Passage:
[START]

Review: Plantronics Voyager Legend CS Bluetooth Headset System and Logitech Mobile Speakerphone P710e

Two new tools that improve your in-office or on-the-road phone calls

Here are two new devices that can help improve audio quality for voice calls, whether you’re in the office or out on the road.

The scoop: Voyager Legend CS Bluetooth Headset System, by Plantronics, about $300.

What is it? This system combines Plantronics’ latest professional Bluetooth headset – the Voyager Legend – with a desktop phone base station (you can also attach the HL-10 optional handset lifter unit for about $80). The headset connects via Bluetooth to both the base station (which connects to the phone via regular phone cable) and your mobile phone. This lets users chat on their desktop/office phone and their mobile phone while using the same headset.

[ALSO: 20 of the hottest tech toys for the holidays]

Why it’s cool: For office workers who spend a lot of time using their phones, they likely have different headsets – one connected to their office phone, and a separate hands-free phone for the mobile phone. This eliminates at least one of their headsets (likely the office phone headset). This unit also adds to Plantronics’ portfolio of other office/mobile headset systems – the company makes a Voyager Legend UC base that lets you connect to mobile phones and VoIP phones / PC phones (for Skype calls, etc.), and the grand-daddy of them all, the Savi 700 system, which connects all three phone usages (VoIP, mobile and desktop).

This system comes with a Voyager Legend Bluetooth headset as part of the package, and is basically the same one you can buy separately if you just want to use it for mobile phone calls. Sensors on the headset can detect when you have it on your ear, so if a call comes in and you place it on the phone, it will automatically answer the call. For incoming desktop phone calls, the call button on the back of the headset triggers the handset lifter (an optional add-on).

[END]

Problems:
• A. Answer these questions using the headset review.
(i) What is the approximate price of the Voyager Legend CS Bluetooth Headset System?
(ii) How does the base station connect to the phone?
(iii) Which Plantronics system connects VoIP, mobile and desktop phone usages?
• B. Continue the headset review from the point where the text ends.
The entries that come after this review are separate material and have no connection to it.

Listed records:
[START]

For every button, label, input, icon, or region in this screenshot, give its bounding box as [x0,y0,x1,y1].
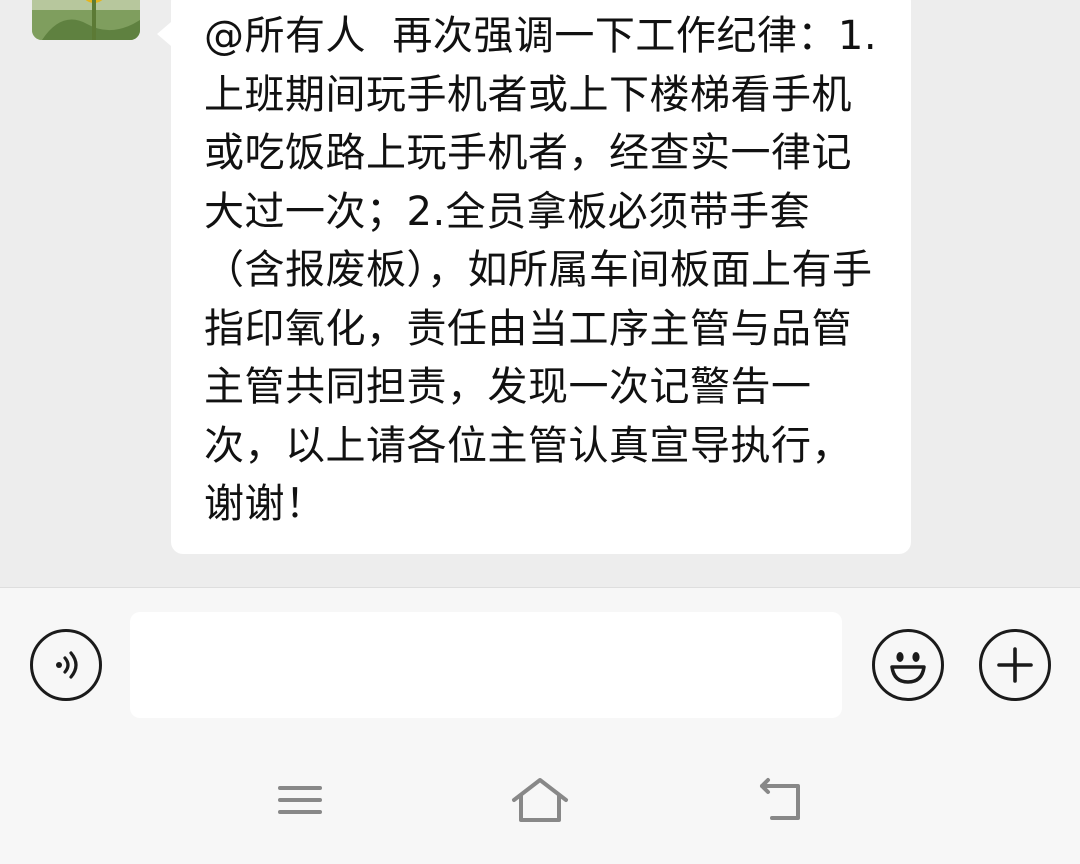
menu-icon [278,786,322,814]
voice-button[interactable] [30,629,102,701]
back-icon [760,778,800,820]
message-input[interactable] [130,612,842,718]
sender-avatar[interactable] [32,0,140,40]
recent-apps-button[interactable] [265,775,335,825]
system-navigation-bar [0,735,1080,864]
message-bubble[interactable]: @所有人 再次强调一下工作纪律：1.上班期间玩手机者或上下楼梯看手机或吃饭路上玩… [157,0,911,554]
home-button[interactable] [505,775,575,825]
message-text: @所有人 再次强调一下工作纪律：1.上班期间玩手机者或上下楼梯看手机或吃饭路上玩… [204,13,878,527]
back-button[interactable] [745,775,815,825]
sunflower-avatar-image [32,0,140,40]
emoji-button[interactable] [872,629,944,701]
input-bar [0,587,1080,736]
emoji-icon [890,652,926,684]
chat-area: @所有人 再次强调一下工作纪律：1.上班期间玩手机者或上下楼梯看手机或吃饭路上玩… [0,0,1080,587]
voice-icon [56,651,78,679]
plus-icon [997,647,1033,683]
home-icon [512,778,568,822]
more-button[interactable] [979,629,1051,701]
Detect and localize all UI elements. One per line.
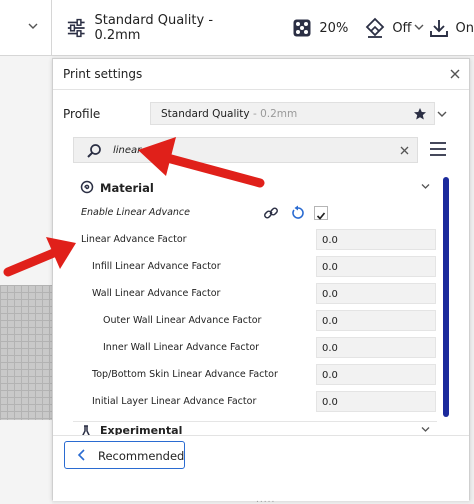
quality-indicator: Standard Quality - 0.2mm xyxy=(66,13,251,43)
close-icon[interactable] xyxy=(449,68,461,80)
setting-value-field[interactable]: 0.0 xyxy=(316,229,436,250)
chevron-left-icon xyxy=(77,449,85,461)
adhesion-value: On xyxy=(455,20,474,36)
search-icon xyxy=(87,144,101,158)
category-label: Experimental xyxy=(100,424,183,435)
setting-label: Top/Bottom Skin Linear Advance Factor xyxy=(92,369,278,380)
category-material[interactable]: Material xyxy=(73,177,437,197)
material-icon xyxy=(80,180,94,194)
profile-label: Profile xyxy=(63,107,101,121)
setting-row: Outer Wall Linear Advance Factor 0.0 xyxy=(73,310,437,332)
setting-value-field[interactable]: 0.0 xyxy=(316,364,436,385)
setting-label: Enable Linear Advance xyxy=(81,207,190,218)
setting-label: Outer Wall Linear Advance Factor xyxy=(103,315,262,326)
support-value: Off xyxy=(392,20,412,36)
setting-row: Enable Linear Advance xyxy=(73,202,437,224)
infill-icon xyxy=(293,19,311,37)
setting-row: Infill Linear Advance Factor 0.0 xyxy=(73,256,437,278)
panel-title: Print settings xyxy=(63,67,143,81)
chevron-down-icon xyxy=(28,23,38,29)
enable-linear-advance-checkbox[interactable] xyxy=(314,206,328,220)
quality-label: Standard Quality - 0.2mm xyxy=(94,13,214,43)
link-icon[interactable] xyxy=(263,205,279,221)
setting-label: Infill Linear Advance Factor xyxy=(92,261,221,272)
chevron-down-icon xyxy=(421,427,430,432)
print-settings-panel: Print settings Profile Standard Quality … xyxy=(52,58,470,504)
star-icon[interactable] xyxy=(413,107,427,121)
recommended-label: Recommended xyxy=(98,449,185,463)
sliders-icon xyxy=(67,18,85,38)
setting-label: Linear Advance Factor xyxy=(81,234,187,245)
left-dropdown[interactable] xyxy=(0,0,52,56)
setting-row: Initial Layer Linear Advance Factor 0.0 xyxy=(73,391,437,413)
checkmark-icon xyxy=(316,212,326,220)
chevron-down-icon xyxy=(414,24,424,30)
close-icon[interactable] xyxy=(400,146,409,155)
category-experimental[interactable]: Experimental xyxy=(73,421,437,435)
profile-select[interactable]: Standard Quality - 0.2mm xyxy=(150,102,435,125)
menu-icon[interactable] xyxy=(429,141,447,157)
setting-value-field[interactable]: 0.0 xyxy=(316,337,436,358)
adhesion-icon xyxy=(429,20,448,37)
setting-label: Inner Wall Linear Advance Factor xyxy=(103,342,260,353)
top-toolbar: Standard Quality - 0.2mm 20% Off On xyxy=(0,0,474,56)
chevron-down-icon[interactable] xyxy=(437,110,447,118)
settings-list: Material Enable Linear Advance Linear Ad… xyxy=(73,177,437,417)
setting-value-field[interactable]: 0.0 xyxy=(316,391,436,412)
infill-indicator: 20% xyxy=(292,18,348,38)
resize-grip[interactable]: ..... xyxy=(256,495,275,504)
setting-row: Top/Bottom Skin Linear Advance Factor 0.… xyxy=(73,364,437,386)
support-indicator: Off xyxy=(365,17,412,39)
setting-value-field[interactable]: 0.0 xyxy=(316,283,436,304)
reset-icon[interactable] xyxy=(290,205,306,221)
setting-row: Wall Linear Advance Factor 0.0 xyxy=(73,283,437,305)
viewport-background xyxy=(0,56,52,285)
setting-label: Wall Linear Advance Factor xyxy=(92,288,221,299)
panel-footer: Recommended ..... xyxy=(53,435,469,504)
category-label: Material xyxy=(100,181,154,195)
viewport-background-bottom xyxy=(0,420,52,504)
setting-row: Inner Wall Linear Advance Factor 0.0 xyxy=(73,337,437,359)
setting-value-field[interactable]: 0.0 xyxy=(316,256,436,277)
recommended-button[interactable]: Recommended xyxy=(64,441,185,469)
infill-value: 20% xyxy=(319,20,349,36)
build-plate-model xyxy=(0,285,52,420)
print-setup-selector[interactable]: Standard Quality - 0.2mm 20% Off On xyxy=(52,0,474,56)
flask-icon xyxy=(82,425,90,435)
adhesion-indicator: On xyxy=(429,18,474,38)
chevron-down-icon xyxy=(421,184,430,189)
setting-row: Linear Advance Factor 0.0 xyxy=(73,229,437,251)
panel-header: Print settings xyxy=(53,59,469,90)
setting-value-field[interactable]: 0.0 xyxy=(316,310,436,331)
scrollbar[interactable] xyxy=(443,177,449,417)
search-value: linear xyxy=(113,145,142,156)
profile-name: Standard Quality - 0.2mm xyxy=(161,108,298,120)
setting-label: Initial Layer Linear Advance Factor xyxy=(92,396,257,407)
search-input[interactable]: linear xyxy=(73,137,418,163)
support-icon xyxy=(366,17,385,38)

[END]

The results:
• A.
(i) About $300.
(ii) Via regular phone cable.
(iii) The Savi 700 system.

• B.
Voice controls on the headset let you say things like “Check Battery” to tell you whether you need to recharge the unit (the base station also can recharge your headset), or automatically pair the Bluetooth to your mobile device (it’s already paired to the base station). An additional phone can also be paired with the headset for those users who have two cell phones.

The headset also can provide audio streaming via your smartphone, so if you use it for listening to music, you can hear it via your headset instead of connecting to your car’s stereo system (although you’d only hear it in one ear). This can also be useful if you use GPS applications on your smartphone, having the audio directions go into your headset can be less distracting than relying on the speaker of the smartphone – I guess it depends on how you prefer receiving your directions.

Some caveats: For charging the headset when you’re not near the base station unit (like, when you’re at home or traveling), the unit comes with a USB charging cable that can only be used when you’re near a USB port (such as a computer, or a different USB power adapter battery). The proprietary port on the headset side of the charger makes it more difficult to replace should you lose the charger, compared with more standard mini- or micro-USB cables.

One other small complaint – Because the headset connects to the base station via Bluetooth, the range is limited to about 30 feet between the user and the desktop phone. This may be a problem for home workers who need more range if they are on a phone call and walk away from their home office to go to the kitchen, for example. Other systems (including ones from Plantronics) that use DECT for their transmission range would likely fill that role, but Plantronics says at the moment, DECT radios are too large to be placed in a mobile phone-style headset.

Grade: 4.5 stars (out of five)

The scoop: Mobile Speakerphone P710e, by Logitech, about $170.

What is it? The P710e is part of Logitech's "For Business" line of gear aimed at office workers, and includes things like better webcams, headsets, keyboards and now this, a speakerphone unit. This solid-yet-light speakerphone provides better audio quality for your mobile phone or tablet - it aims to improve voice calls than the built-in speakerphone on those devices. The system is flexible, able to connect via Bluetooth, near-field communications (NFC), or USB to a PC or Macintosh. The USB cable is integrated into the unit, making it available for easy access for recharging (it comes with a wall adapter as well). The top of the P710e slides out a bit to reveal a stand area where you can place your phone or tablet. This gives you an instant stand to improve FaceTime or video chats with a colleague, or if you need a stand for a tablet for when you're watching a video, and you want to use the P710e as your audio speaker.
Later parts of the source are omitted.